* **Dataset content**
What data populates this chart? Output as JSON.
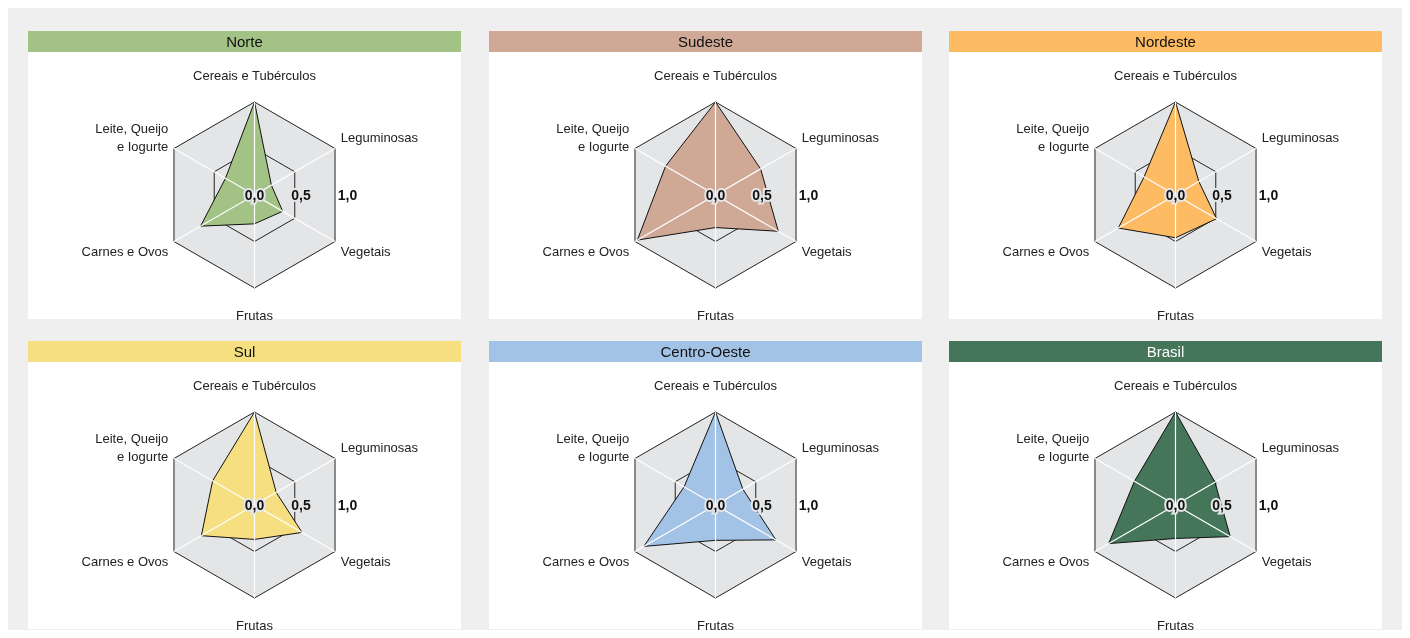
{
  "chart_data": [
    {
      "type": "radar",
      "title": "Norte",
      "categories": [
        "Cereais e Tubérculos",
        "Leguminosas",
        "Vegetais",
        "Frutas",
        "Carnes e Ovos",
        "Leite, Queijo e Iogurte"
      ],
      "series": [
        {
          "color": "#a3c285",
          "values": [
            1.0,
            0.21,
            0.35,
            0.31,
            0.67,
            0.36
          ]
        }
      ],
      "ylim": [
        0,
        1
      ],
      "yticks": [
        {
          "value": 0,
          "label": "0,0"
        },
        {
          "value": 0.5,
          "label": "0,5"
        },
        {
          "value": 1,
          "label": "1,0"
        }
      ],
      "grid": true
    },
    {
      "type": "radar",
      "title": "Sudeste",
      "categories": [
        "Cereais e Tubérculos",
        "Leguminosas",
        "Vegetais",
        "Frutas",
        "Carnes e Ovos",
        "Leite, Queijo e Iogurte"
      ],
      "series": [
        {
          "color": "#cfa896",
          "values": [
            1.0,
            0.56,
            0.78,
            0.35,
            0.97,
            0.62
          ]
        }
      ],
      "ylim": [
        0,
        1
      ],
      "yticks": [
        {
          "value": 0,
          "label": "0,0"
        },
        {
          "value": 0.5,
          "label": "0,5"
        },
        {
          "value": 1,
          "label": "1,0"
        }
      ],
      "grid": true
    },
    {
      "type": "radar",
      "title": "Nordeste",
      "categories": [
        "Cereais e Tubérculos",
        "Leguminosas",
        "Vegetais",
        "Frutas",
        "Carnes e Ovos",
        "Leite, Queijo e Iogurte"
      ],
      "series": [
        {
          "color": "#fdbb63",
          "values": [
            1.0,
            0.29,
            0.51,
            0.46,
            0.71,
            0.39
          ]
        }
      ],
      "ylim": [
        0,
        1
      ],
      "yticks": [
        {
          "value": 0,
          "label": "0,0"
        },
        {
          "value": 0.5,
          "label": "0,5"
        },
        {
          "value": 1,
          "label": "1,0"
        }
      ],
      "grid": true
    },
    {
      "type": "radar",
      "title": "Sul",
      "categories": [
        "Cereais e Tubérculos",
        "Leguminosas",
        "Vegetais",
        "Frutas",
        "Carnes e Ovos",
        "Leite, Queijo e Iogurte"
      ],
      "series": [
        {
          "color": "#f5df80",
          "values": [
            1.0,
            0.27,
            0.59,
            0.37,
            0.66,
            0.52
          ]
        }
      ],
      "ylim": [
        0,
        1
      ],
      "yticks": [
        {
          "value": 0,
          "label": "0,0"
        },
        {
          "value": 0.5,
          "label": "0,5"
        },
        {
          "value": 1,
          "label": "1,0"
        }
      ],
      "grid": true
    },
    {
      "type": "radar",
      "title": "Centro-Oeste",
      "categories": [
        "Cereais e Tubérculos",
        "Leguminosas",
        "Vegetais",
        "Frutas",
        "Carnes e Ovos",
        "Leite, Queijo e Iogurte"
      ],
      "series": [
        {
          "color": "#a2c3e6",
          "values": [
            1.0,
            0.34,
            0.75,
            0.38,
            0.89,
            0.39
          ]
        }
      ],
      "ylim": [
        0,
        1
      ],
      "yticks": [
        {
          "value": 0,
          "label": "0,0"
        },
        {
          "value": 0.5,
          "label": "0,5"
        },
        {
          "value": 1,
          "label": "1,0"
        }
      ],
      "grid": true
    },
    {
      "type": "radar",
      "title": "Brasil",
      "categories": [
        "Cereais e Tubérculos",
        "Leguminosas",
        "Vegetais",
        "Frutas",
        "Carnes e Ovos",
        "Leite, Queijo e Iogurte"
      ],
      "series": [
        {
          "color": "#45765a",
          "values": [
            1.0,
            0.49,
            0.68,
            0.36,
            0.83,
            0.51
          ]
        }
      ],
      "ylim": [
        0,
        1
      ],
      "yticks": [
        {
          "value": 0,
          "label": "0,0"
        },
        {
          "value": 0.5,
          "label": "0,5"
        },
        {
          "value": 1,
          "label": "1,0"
        }
      ],
      "grid": true
    }
  ]
}
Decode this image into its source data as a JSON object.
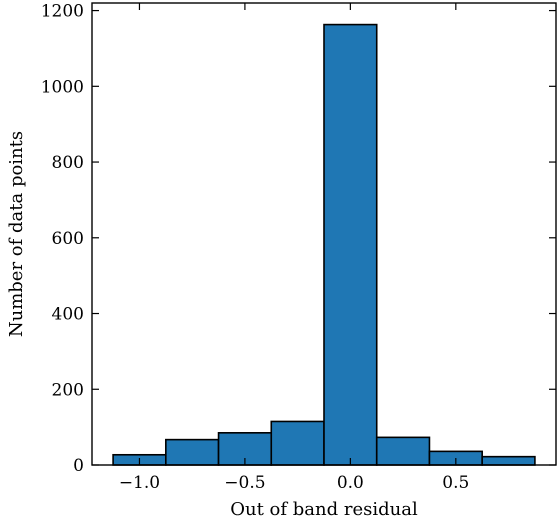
{
  "chart_data": {
    "type": "bar",
    "title": "",
    "xlabel": "Out of band residual",
    "ylabel": "Number of data points",
    "bins": [
      {
        "x0": -1.125,
        "x1": -0.875,
        "value": 27
      },
      {
        "x0": -0.875,
        "x1": -0.625,
        "value": 67
      },
      {
        "x0": -0.625,
        "x1": -0.375,
        "value": 85
      },
      {
        "x0": -0.375,
        "x1": -0.125,
        "value": 115
      },
      {
        "x0": -0.125,
        "x1": 0.125,
        "value": 1163
      },
      {
        "x0": 0.125,
        "x1": 0.375,
        "value": 73
      },
      {
        "x0": 0.375,
        "x1": 0.625,
        "value": 36
      },
      {
        "x0": 0.625,
        "x1": 0.875,
        "value": 22
      }
    ],
    "xlim": [
      -1.225,
      0.975
    ],
    "ylim": [
      0,
      1220
    ],
    "xticks": [
      {
        "value": -1.0,
        "label": "−1.0"
      },
      {
        "value": -0.5,
        "label": "−0.5"
      },
      {
        "value": 0.0,
        "label": "0.0"
      },
      {
        "value": 0.5,
        "label": "0.5"
      }
    ],
    "yticks": [
      {
        "value": 0,
        "label": "0"
      },
      {
        "value": 200,
        "label": "200"
      },
      {
        "value": 400,
        "label": "400"
      },
      {
        "value": 600,
        "label": "600"
      },
      {
        "value": 800,
        "label": "800"
      },
      {
        "value": 1000,
        "label": "1000"
      },
      {
        "value": 1200,
        "label": "1200"
      }
    ],
    "colors": {
      "bar": "#1f77b4",
      "edge": "#000000"
    },
    "grid": false,
    "ticks_direction": "in",
    "ticks_on_all_sides": true
  }
}
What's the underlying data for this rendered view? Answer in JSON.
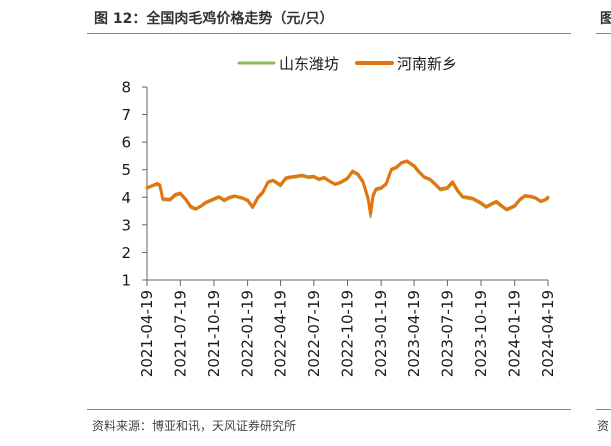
{
  "title": "图 12：全国肉毛鸡价格走势（元/只）",
  "source": "资料来源：博亚和讯，天风证券研究所",
  "next_panel": {
    "title": "图",
    "source": "资"
  },
  "colors": {
    "accent": "#e46c0a",
    "series_green": "#8fbc5a",
    "series_orange": "#e8720c",
    "axis": "#666666"
  },
  "chart_data": {
    "type": "line",
    "title": "",
    "xlabel": "",
    "ylabel": "",
    "ylim": [
      1,
      8
    ],
    "yticks": [
      1,
      2,
      3,
      4,
      5,
      6,
      7,
      8
    ],
    "x_range": [
      "2021-04-19",
      "2024-04-19"
    ],
    "xticks": [
      "2021-04-19",
      "2021-07-19",
      "2021-10-19",
      "2022-01-19",
      "2022-04-19",
      "2022-07-19",
      "2022-10-19",
      "2023-01-19",
      "2023-04-19",
      "2023-07-19",
      "2023-10-19",
      "2024-01-19",
      "2024-04-19"
    ],
    "legend_position": "top",
    "grid": false,
    "series": [
      {
        "name": "山东潍坊",
        "color": "#8fbc5a",
        "points": [
          [
            "2021-04-19",
            4.3
          ],
          [
            "2021-05-03",
            4.4
          ],
          [
            "2021-05-17",
            4.45
          ],
          [
            "2021-05-24",
            4.4
          ],
          [
            "2021-06-01",
            3.9
          ],
          [
            "2021-06-21",
            3.88
          ],
          [
            "2021-07-05",
            4.05
          ],
          [
            "2021-07-19",
            4.1
          ],
          [
            "2021-08-02",
            3.9
          ],
          [
            "2021-08-16",
            3.62
          ],
          [
            "2021-08-30",
            3.55
          ],
          [
            "2021-09-13",
            3.65
          ],
          [
            "2021-09-27",
            3.78
          ],
          [
            "2021-10-19",
            3.9
          ],
          [
            "2021-11-02",
            3.98
          ],
          [
            "2021-11-16",
            3.85
          ],
          [
            "2021-11-30",
            3.95
          ],
          [
            "2021-12-14",
            4.02
          ],
          [
            "2022-01-04",
            3.95
          ],
          [
            "2022-01-19",
            3.85
          ],
          [
            "2022-02-02",
            3.6
          ],
          [
            "2022-02-16",
            3.95
          ],
          [
            "2022-03-02",
            4.15
          ],
          [
            "2022-03-16",
            4.52
          ],
          [
            "2022-03-30",
            4.58
          ],
          [
            "2022-04-19",
            4.4
          ],
          [
            "2022-05-03",
            4.65
          ],
          [
            "2022-05-17",
            4.7
          ],
          [
            "2022-06-01",
            4.72
          ],
          [
            "2022-06-15",
            4.76
          ],
          [
            "2022-07-05",
            4.7
          ],
          [
            "2022-07-19",
            4.72
          ],
          [
            "2022-08-02",
            4.62
          ],
          [
            "2022-08-16",
            4.68
          ],
          [
            "2022-09-01",
            4.55
          ],
          [
            "2022-09-15",
            4.45
          ],
          [
            "2022-09-29",
            4.5
          ],
          [
            "2022-10-19",
            4.65
          ],
          [
            "2022-11-02",
            4.9
          ],
          [
            "2022-11-16",
            4.8
          ],
          [
            "2022-11-30",
            4.52
          ],
          [
            "2022-12-14",
            3.9
          ],
          [
            "2022-12-21",
            3.28
          ],
          [
            "2022-12-28",
            4.0
          ],
          [
            "2023-01-05",
            4.25
          ],
          [
            "2023-01-19",
            4.3
          ],
          [
            "2023-02-02",
            4.45
          ],
          [
            "2023-02-16",
            4.98
          ],
          [
            "2023-03-02",
            5.05
          ],
          [
            "2023-03-16",
            5.22
          ],
          [
            "2023-03-30",
            5.28
          ],
          [
            "2023-04-19",
            5.1
          ],
          [
            "2023-05-03",
            4.88
          ],
          [
            "2023-05-17",
            4.7
          ],
          [
            "2023-06-01",
            4.62
          ],
          [
            "2023-06-15",
            4.45
          ],
          [
            "2023-06-29",
            4.25
          ],
          [
            "2023-07-19",
            4.3
          ],
          [
            "2023-08-02",
            4.5
          ],
          [
            "2023-08-16",
            4.2
          ],
          [
            "2023-08-30",
            3.98
          ],
          [
            "2023-09-13",
            3.95
          ],
          [
            "2023-09-27",
            3.92
          ],
          [
            "2023-10-19",
            3.75
          ],
          [
            "2023-11-02",
            3.62
          ],
          [
            "2023-11-16",
            3.72
          ],
          [
            "2023-11-30",
            3.8
          ],
          [
            "2023-12-14",
            3.65
          ],
          [
            "2023-12-28",
            3.52
          ],
          [
            "2024-01-19",
            3.65
          ],
          [
            "2024-02-02",
            3.88
          ],
          [
            "2024-02-16",
            4.02
          ],
          [
            "2024-03-02",
            4.0
          ],
          [
            "2024-03-16",
            3.95
          ],
          [
            "2024-03-30",
            3.82
          ],
          [
            "2024-04-12",
            3.88
          ],
          [
            "2024-04-19",
            3.95
          ]
        ]
      },
      {
        "name": "河南新乡",
        "color": "#e8720c",
        "points": [
          [
            "2021-04-19",
            4.35
          ],
          [
            "2021-05-03",
            4.42
          ],
          [
            "2021-05-17",
            4.5
          ],
          [
            "2021-05-24",
            4.45
          ],
          [
            "2021-06-01",
            3.95
          ],
          [
            "2021-06-21",
            3.92
          ],
          [
            "2021-07-05",
            4.1
          ],
          [
            "2021-07-19",
            4.15
          ],
          [
            "2021-08-02",
            3.95
          ],
          [
            "2021-08-16",
            3.68
          ],
          [
            "2021-08-30",
            3.58
          ],
          [
            "2021-09-13",
            3.68
          ],
          [
            "2021-09-27",
            3.82
          ],
          [
            "2021-10-19",
            3.95
          ],
          [
            "2021-11-02",
            4.02
          ],
          [
            "2021-11-16",
            3.9
          ],
          [
            "2021-11-30",
            4.0
          ],
          [
            "2021-12-14",
            4.05
          ],
          [
            "2022-01-04",
            3.98
          ],
          [
            "2022-01-19",
            3.9
          ],
          [
            "2022-02-02",
            3.65
          ],
          [
            "2022-02-16",
            4.0
          ],
          [
            "2022-03-02",
            4.2
          ],
          [
            "2022-03-16",
            4.56
          ],
          [
            "2022-03-30",
            4.62
          ],
          [
            "2022-04-19",
            4.45
          ],
          [
            "2022-05-03",
            4.7
          ],
          [
            "2022-05-17",
            4.74
          ],
          [
            "2022-06-01",
            4.76
          ],
          [
            "2022-06-15",
            4.8
          ],
          [
            "2022-07-05",
            4.74
          ],
          [
            "2022-07-19",
            4.76
          ],
          [
            "2022-08-02",
            4.66
          ],
          [
            "2022-08-16",
            4.72
          ],
          [
            "2022-09-01",
            4.58
          ],
          [
            "2022-09-15",
            4.48
          ],
          [
            "2022-09-29",
            4.54
          ],
          [
            "2022-10-19",
            4.7
          ],
          [
            "2022-11-02",
            4.95
          ],
          [
            "2022-11-16",
            4.85
          ],
          [
            "2022-11-30",
            4.58
          ],
          [
            "2022-12-14",
            3.98
          ],
          [
            "2022-12-21",
            3.4
          ],
          [
            "2022-12-28",
            4.08
          ],
          [
            "2023-01-05",
            4.3
          ],
          [
            "2023-01-19",
            4.35
          ],
          [
            "2023-02-02",
            4.5
          ],
          [
            "2023-02-16",
            5.02
          ],
          [
            "2023-03-02",
            5.1
          ],
          [
            "2023-03-16",
            5.26
          ],
          [
            "2023-03-30",
            5.32
          ],
          [
            "2023-04-19",
            5.15
          ],
          [
            "2023-05-03",
            4.92
          ],
          [
            "2023-05-17",
            4.74
          ],
          [
            "2023-06-01",
            4.66
          ],
          [
            "2023-06-15",
            4.5
          ],
          [
            "2023-06-29",
            4.3
          ],
          [
            "2023-07-19",
            4.35
          ],
          [
            "2023-08-02",
            4.56
          ],
          [
            "2023-08-16",
            4.25
          ],
          [
            "2023-08-30",
            4.02
          ],
          [
            "2023-09-13",
            4.0
          ],
          [
            "2023-09-27",
            3.96
          ],
          [
            "2023-10-19",
            3.8
          ],
          [
            "2023-11-02",
            3.66
          ],
          [
            "2023-11-16",
            3.76
          ],
          [
            "2023-11-30",
            3.85
          ],
          [
            "2023-12-14",
            3.7
          ],
          [
            "2023-12-28",
            3.56
          ],
          [
            "2024-01-19",
            3.7
          ],
          [
            "2024-02-02",
            3.92
          ],
          [
            "2024-02-16",
            4.06
          ],
          [
            "2024-03-02",
            4.04
          ],
          [
            "2024-03-16",
            3.98
          ],
          [
            "2024-03-30",
            3.86
          ],
          [
            "2024-04-12",
            3.92
          ],
          [
            "2024-04-19",
            4.0
          ]
        ]
      }
    ]
  }
}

* **What to produce**
Identify the lines of the entries containing the string "this". Copy each such line.

* **Written answer**
What data populates this chart? Output as JSON.
Decode this image into its source data as a JSON object.
What's the underlying data for this rendered view? Answer in JSON.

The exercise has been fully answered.